> _Extracted information_
····················
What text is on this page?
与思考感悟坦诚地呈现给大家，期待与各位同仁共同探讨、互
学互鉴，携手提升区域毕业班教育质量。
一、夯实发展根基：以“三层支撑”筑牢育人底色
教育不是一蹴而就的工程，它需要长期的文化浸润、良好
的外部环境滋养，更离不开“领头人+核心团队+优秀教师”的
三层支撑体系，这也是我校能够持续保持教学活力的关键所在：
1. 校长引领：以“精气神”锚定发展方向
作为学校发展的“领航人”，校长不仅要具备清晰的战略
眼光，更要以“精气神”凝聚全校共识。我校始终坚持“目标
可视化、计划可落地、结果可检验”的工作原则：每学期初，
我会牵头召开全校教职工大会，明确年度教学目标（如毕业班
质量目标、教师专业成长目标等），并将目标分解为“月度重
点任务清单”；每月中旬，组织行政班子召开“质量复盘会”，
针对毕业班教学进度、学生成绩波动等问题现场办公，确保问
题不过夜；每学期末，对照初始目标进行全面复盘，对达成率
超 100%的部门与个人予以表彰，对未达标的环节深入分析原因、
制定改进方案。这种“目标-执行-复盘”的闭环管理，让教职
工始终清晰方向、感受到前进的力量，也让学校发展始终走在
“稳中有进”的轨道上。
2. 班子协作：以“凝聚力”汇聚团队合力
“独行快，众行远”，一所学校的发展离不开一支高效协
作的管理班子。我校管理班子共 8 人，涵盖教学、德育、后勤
····················
> _Task goal_
Exactly reproduce every line of the records.

> _Response below_
What text is on this page?
与思考感悟坦诚地呈现给大家，期待与各位同仁共同探讨、互
学互鉴，携手提升区域毕业班教育质量。
一、夯实发展根基：以“三层支撑”筑牢育人底色
教育不是一蹴而就的工程，它需要长期的文化浸润、良好
的外部环境滋养，更离不开“领头人+核心团队+优秀教师”的
三层支撑体系，这也是我校能够持续保持教学活力的关键所在：
1. 校长引领：以“精气神”锚定发展方向
作为学校发展的“领航人”，校长不仅要具备清晰的战略
眼光，更要以“精气神”凝聚全校共识。我校始终坚持“目标
可视化、计划可落地、结果可检验”的工作原则：每学期初，
我会牵头召开全校教职工大会，明确年度教学目标（如毕业班
质量目标、教师专业成长目标等），并将目标分解为“月度重
点任务清单”；每月中旬，组织行政班子召开“质量复盘会”，
针对毕业班教学进度、学生成绩波动等问题现场办公，确保问
题不过夜；每学期末，对照初始目标进行全面复盘，对达成率
超 100%的部门与个人予以表彰，对未达标的环节深入分析原因、
制定改进方案。这种“目标-执行-复盘”的闭环管理，让教职
工始终清晰方向、感受到前进的力量，也让学校发展始终走在
“稳中有进”的轨道上。
2. 班子协作：以“凝聚力”汇聚团队合力
“独行快，众行远”，一所学校的发展离不开一支高效协
作的管理班子。我校管理班子共 8 人，涵盖教学、德育、后勤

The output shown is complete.